Exercise task: Return the listing word for word, as given.

Material provided:

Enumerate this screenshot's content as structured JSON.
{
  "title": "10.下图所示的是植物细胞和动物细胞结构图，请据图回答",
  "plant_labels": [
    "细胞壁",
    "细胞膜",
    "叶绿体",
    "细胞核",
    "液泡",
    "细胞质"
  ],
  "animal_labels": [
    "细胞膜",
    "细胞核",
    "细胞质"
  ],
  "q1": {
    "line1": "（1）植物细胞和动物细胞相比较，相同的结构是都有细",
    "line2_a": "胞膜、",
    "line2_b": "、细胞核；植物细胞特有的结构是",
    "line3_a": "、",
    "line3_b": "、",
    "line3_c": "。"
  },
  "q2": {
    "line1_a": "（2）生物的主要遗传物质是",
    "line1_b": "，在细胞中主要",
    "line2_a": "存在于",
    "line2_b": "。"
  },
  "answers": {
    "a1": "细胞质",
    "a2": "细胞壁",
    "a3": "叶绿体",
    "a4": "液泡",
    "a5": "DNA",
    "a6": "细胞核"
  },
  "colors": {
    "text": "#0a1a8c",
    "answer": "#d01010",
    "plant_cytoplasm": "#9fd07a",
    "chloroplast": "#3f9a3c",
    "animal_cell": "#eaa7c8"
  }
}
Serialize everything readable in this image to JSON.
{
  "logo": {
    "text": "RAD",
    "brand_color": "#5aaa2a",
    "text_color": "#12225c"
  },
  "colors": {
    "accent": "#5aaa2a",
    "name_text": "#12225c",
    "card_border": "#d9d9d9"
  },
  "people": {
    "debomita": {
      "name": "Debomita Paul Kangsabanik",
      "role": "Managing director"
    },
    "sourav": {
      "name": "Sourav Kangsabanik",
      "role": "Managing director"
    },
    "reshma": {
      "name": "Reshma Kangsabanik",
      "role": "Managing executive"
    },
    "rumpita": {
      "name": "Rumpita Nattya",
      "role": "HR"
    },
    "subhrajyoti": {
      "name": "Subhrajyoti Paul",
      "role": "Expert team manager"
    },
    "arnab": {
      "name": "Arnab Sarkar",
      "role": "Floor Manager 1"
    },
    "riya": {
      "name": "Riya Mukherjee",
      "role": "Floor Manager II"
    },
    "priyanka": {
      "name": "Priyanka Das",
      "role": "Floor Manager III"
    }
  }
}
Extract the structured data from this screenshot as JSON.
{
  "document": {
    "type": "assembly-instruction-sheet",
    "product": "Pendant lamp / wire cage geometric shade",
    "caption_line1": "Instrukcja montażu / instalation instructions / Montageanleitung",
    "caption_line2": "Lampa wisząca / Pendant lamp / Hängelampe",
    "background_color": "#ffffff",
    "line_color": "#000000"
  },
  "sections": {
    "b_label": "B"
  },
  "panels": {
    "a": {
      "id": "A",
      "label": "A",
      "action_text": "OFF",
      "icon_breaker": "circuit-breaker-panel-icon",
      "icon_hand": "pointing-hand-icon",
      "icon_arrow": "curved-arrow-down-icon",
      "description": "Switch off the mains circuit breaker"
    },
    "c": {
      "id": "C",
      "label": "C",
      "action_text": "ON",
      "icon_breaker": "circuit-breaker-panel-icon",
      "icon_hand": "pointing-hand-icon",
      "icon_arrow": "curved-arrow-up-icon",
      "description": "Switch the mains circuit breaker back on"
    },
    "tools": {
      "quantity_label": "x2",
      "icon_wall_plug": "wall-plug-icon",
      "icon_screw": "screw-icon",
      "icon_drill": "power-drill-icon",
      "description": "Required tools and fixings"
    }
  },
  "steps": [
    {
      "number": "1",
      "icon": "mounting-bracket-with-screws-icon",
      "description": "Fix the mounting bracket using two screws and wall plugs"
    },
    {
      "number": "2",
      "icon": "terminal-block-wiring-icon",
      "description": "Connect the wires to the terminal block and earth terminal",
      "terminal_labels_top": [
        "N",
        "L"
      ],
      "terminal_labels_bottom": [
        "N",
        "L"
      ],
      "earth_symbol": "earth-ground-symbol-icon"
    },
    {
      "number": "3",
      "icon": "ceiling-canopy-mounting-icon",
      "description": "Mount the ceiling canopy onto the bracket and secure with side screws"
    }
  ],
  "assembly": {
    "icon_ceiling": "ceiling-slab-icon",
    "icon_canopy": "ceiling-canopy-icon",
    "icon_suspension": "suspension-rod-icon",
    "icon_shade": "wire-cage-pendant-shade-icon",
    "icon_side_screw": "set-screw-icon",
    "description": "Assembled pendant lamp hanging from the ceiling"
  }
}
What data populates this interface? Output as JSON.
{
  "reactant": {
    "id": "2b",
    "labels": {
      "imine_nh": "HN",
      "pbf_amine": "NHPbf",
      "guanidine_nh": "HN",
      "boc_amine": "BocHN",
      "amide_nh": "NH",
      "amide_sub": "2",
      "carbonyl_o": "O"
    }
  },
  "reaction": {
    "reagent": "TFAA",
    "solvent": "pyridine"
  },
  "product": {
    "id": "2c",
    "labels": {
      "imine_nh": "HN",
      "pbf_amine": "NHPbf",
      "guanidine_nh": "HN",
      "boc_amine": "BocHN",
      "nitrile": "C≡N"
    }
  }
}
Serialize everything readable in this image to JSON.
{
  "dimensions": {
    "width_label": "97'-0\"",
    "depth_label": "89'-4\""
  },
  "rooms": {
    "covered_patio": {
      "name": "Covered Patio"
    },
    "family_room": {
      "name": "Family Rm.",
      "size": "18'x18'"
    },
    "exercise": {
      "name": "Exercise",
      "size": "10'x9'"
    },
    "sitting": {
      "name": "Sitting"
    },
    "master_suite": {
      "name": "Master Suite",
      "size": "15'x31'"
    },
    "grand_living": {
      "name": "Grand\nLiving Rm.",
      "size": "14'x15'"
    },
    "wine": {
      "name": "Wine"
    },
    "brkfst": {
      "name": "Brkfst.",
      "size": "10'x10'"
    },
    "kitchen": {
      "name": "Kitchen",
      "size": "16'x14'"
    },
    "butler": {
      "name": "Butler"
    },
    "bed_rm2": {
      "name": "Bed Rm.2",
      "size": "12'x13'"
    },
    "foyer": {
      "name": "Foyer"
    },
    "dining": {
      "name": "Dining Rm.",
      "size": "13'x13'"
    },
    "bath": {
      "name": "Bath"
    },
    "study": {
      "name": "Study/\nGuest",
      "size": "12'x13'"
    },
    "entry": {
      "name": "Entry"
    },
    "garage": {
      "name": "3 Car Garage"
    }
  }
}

Exercise output:
Enumerate this screenshot's content as structured JSON.
{
  "title": "10.下图所示的是植物细胞和动物细胞结构图，请据图回答",
  "plant_labels": [
    "细胞壁",
    "细胞膜",
    "叶绿体",
    "细胞核",
    "液泡",
    "细胞质"
  ],
  "animal_labels": [
    "细胞膜",
    "细胞核",
    "细胞质"
  ],
  "q1": {
    "line1": "（1）植物细胞和动物细胞相比较，相同的结构是都有细",
    "line2_a": "胞膜、",
    "line2_b": "、细胞核；植物细胞特有的结构是",
    "line3_a": "、",
    "line3_b": "、",
    "line3_c": "。"
  },
  "q2": {
    "line1_a": "（2）生物的主要遗传物质是",
    "line1_b": "，在细胞中主要",
    "line2_a": "存在于",
    "line2_b": "。"
  },
  "answers": {
    "a1": "细胞质",
    "a2": "细胞壁",
    "a3": "叶绿体",
    "a4": "液泡",
    "a5": "DNA",
    "a6": "细胞核"
  },
  "colors": {
    "text": "#0a1a8c",
    "answer": "#d01010",
    "plant_cytoplasm": "#9fd07a",
    "chloroplast": "#3f9a3c",
    "animal_cell": "#eaa7c8"
  }
}
Serialize everything readable in this image to JSON.
{
  "logo": {
    "text": "RAD",
    "brand_color": "#5aaa2a",
    "text_color": "#12225c"
  },
  "colors": {
    "accent": "#5aaa2a",
    "name_text": "#12225c",
    "card_border": "#d9d9d9"
  },
  "people": {
    "debomita": {
      "name": "Debomita Paul Kangsabanik",
      "role": "Managing director"
    },
    "sourav": {
      "name": "Sourav Kangsabanik",
      "role": "Managing director"
    },
    "reshma": {
      "name": "Reshma Kangsabanik",
      "role": "Managing executive"
    },
    "rumpita": {
      "name": "Rumpita Nattya",
      "role": "HR"
    },
    "subhrajyoti": {
      "name": "Subhrajyoti Paul",
      "role": "Expert team manager"
    },
    "arnab": {
      "name": "Arnab Sarkar",
      "role": "Floor Manager 1"
    },
    "riya": {
      "name": "Riya Mukherjee",
      "role": "Floor Manager II"
    },
    "priyanka": {
      "name": "Priyanka Das",
      "role": "Floor Manager III"
    }
  }
}
Extract the structured data from this screenshot as JSON.
{
  "document": {
    "type": "assembly-instruction-sheet",
    "product": "Pendant lamp / wire cage geometric shade",
    "caption_line1": "Instrukcja montażu / instalation instructions / Montageanleitung",
    "caption_line2": "Lampa wisząca / Pendant lamp / Hängelampe",
    "background_color": "#ffffff",
    "line_color": "#000000"
  },
  "sections": {
    "b_label": "B"
  },
  "panels": {
    "a": {
      "id": "A",
      "label": "A",
      "action_text": "OFF",
      "icon_breaker": "circuit-breaker-panel-icon",
      "icon_hand": "pointing-hand-icon",
      "icon_arrow": "curved-arrow-down-icon",
      "description": "Switch off the mains circuit breaker"
    },
    "c": {
      "id": "C",
      "label": "C",
      "action_text": "ON",
      "icon_breaker": "circuit-breaker-panel-icon",
      "icon_hand": "pointing-hand-icon",
      "icon_arrow": "curved-arrow-up-icon",
      "description": "Switch the mains circuit breaker back on"
    },
    "tools": {
      "quantity_label": "x2",
      "icon_wall_plug": "wall-plug-icon",
      "icon_screw": "screw-icon",
      "icon_drill": "power-drill-icon",
      "description": "Required tools and fixings"
    }
  },
  "steps": [
    {
      "number": "1",
      "icon": "mounting-bracket-with-screws-icon",
      "description": "Fix the mounting bracket using two screws and wall plugs"
    },
    {
      "number": "2",
      "icon": "terminal-block-wiring-icon",
      "description": "Connect the wires to the terminal block and earth terminal",
      "terminal_labels_top": [
        "N",
        "L"
      ],
      "terminal_labels_bottom": [
        "N",
        "L"
      ],
      "earth_symbol": "earth-ground-symbol-icon"
    },
    {
      "number": "3",
      "icon": "ceiling-canopy-mounting-icon",
      "description": "Mount the ceiling canopy onto the bracket and secure with side screws"
    }
  ],
  "assembly": {
    "icon_ceiling": "ceiling-slab-icon",
    "icon_canopy": "ceiling-canopy-icon",
    "icon_suspension": "suspension-rod-icon",
    "icon_shade": "wire-cage-pendant-shade-icon",
    "icon_side_screw": "set-screw-icon",
    "description": "Assembled pendant lamp hanging from the ceiling"
  }
}
What data populates this interface? Output as JSON.
{
  "reactant": {
    "id": "2b",
    "labels": {
      "imine_nh": "HN",
      "pbf_amine": "NHPbf",
      "guanidine_nh": "HN",
      "boc_amine": "BocHN",
      "amide_nh": "NH",
      "amide_sub": "2",
      "carbonyl_o": "O"
    }
  },
  "reaction": {
    "reagent": "TFAA",
    "solvent": "pyridine"
  },
  "product": {
    "id": "2c",
    "labels": {
      "imine_nh": "HN",
      "pbf_amine": "NHPbf",
      "guanidine_nh": "HN",
      "boc_amine": "BocHN",
      "nitrile": "C≡N"
    }
  }
}
Serialize everything readable in this image to JSON.
{
  "dimensions": {
    "width_label": "97'-0\"",
    "depth_label": "89'-4\""
  },
  "rooms": {
    "covered_patio": {
      "name": "Covered Patio"
    },
    "family_room": {
      "name": "Family Rm.",
      "size": "18'x18'"
    },
    "exercise": {
      "name": "Exercise",
      "size": "10'x9'"
    },
    "sitting": {
      "name": "Sitting"
    },
    "master_suite": {
      "name": "Master Suite",
      "size": "15'x31'"
    },
    "grand_living": {
      "name": "Grand\nLiving Rm.",
      "size": "14'x15'"
    },
    "wine": {
      "name": "Wine"
    },
    "brkfst": {
      "name": "Brkfst.",
      "size": "10'x10'"
    },
    "kitchen": {
      "name": "Kitchen",
      "size": "16'x14'"
    },
    "butler": {
      "name": "Butler"
    },
    "bed_rm2": {
      "name": "Bed Rm.2",
      "size": "12'x13'"
    },
    "foyer": {
      "name": "Foyer"
    },
    "dining": {
      "name": "Dining Rm.",
      "size": "13'x13'"
    },
    "bath": {
      "name": "Bath"
    },
    "study": {
      "name": "Study/\nGuest",
      "size": "12'x13'"
    },
    "entry": {
      "name": "Entry"
    },
    "garage": {
      "name": "3 Car Garage"
    }
  }
}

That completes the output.